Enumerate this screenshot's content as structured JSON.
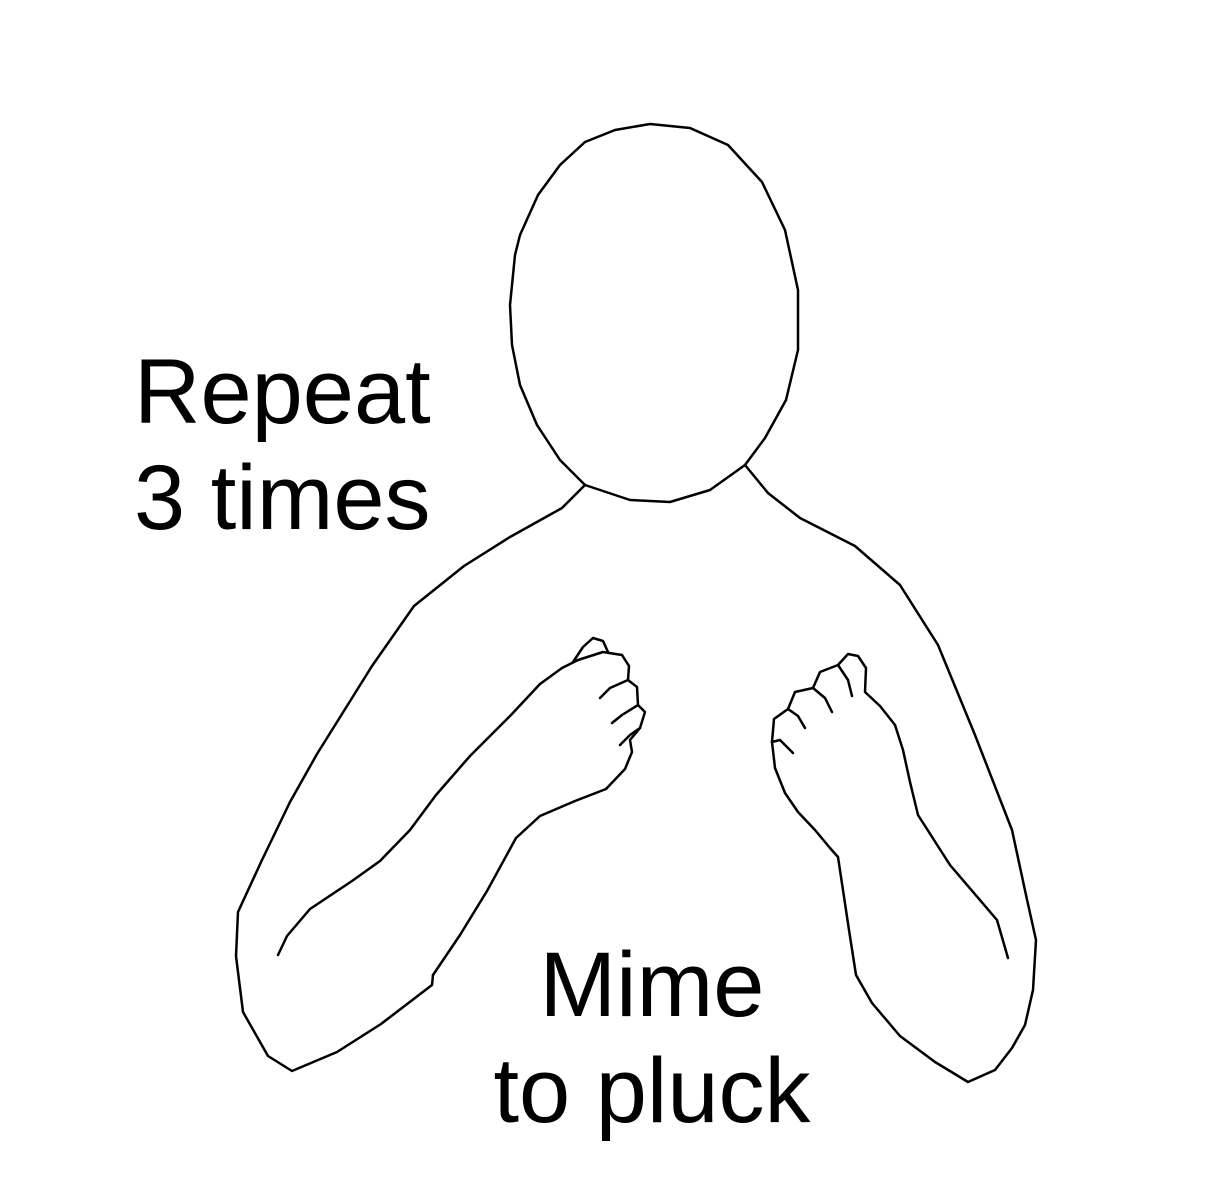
{
  "captions": {
    "repeat": {
      "line1": "Repeat",
      "line2": "3 times"
    },
    "mime": {
      "line1": "Mime",
      "line2": "to pluck"
    }
  },
  "colors": {
    "ink": "#000000",
    "background": "#ffffff"
  }
}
:::::
### Task details
Pictures don't belong in the copy. Restate all the entries exactly.

### Solution below
Enumerate this screenshot's content as structured JSON.
{
  "captions": {
    "repeat": {
      "line1": "Repeat",
      "line2": "3 times"
    },
    "mime": {
      "line1": "Mime",
      "line2": "to pluck"
    }
  },
  "colors": {
    "ink": "#000000",
    "background": "#ffffff"
  }
}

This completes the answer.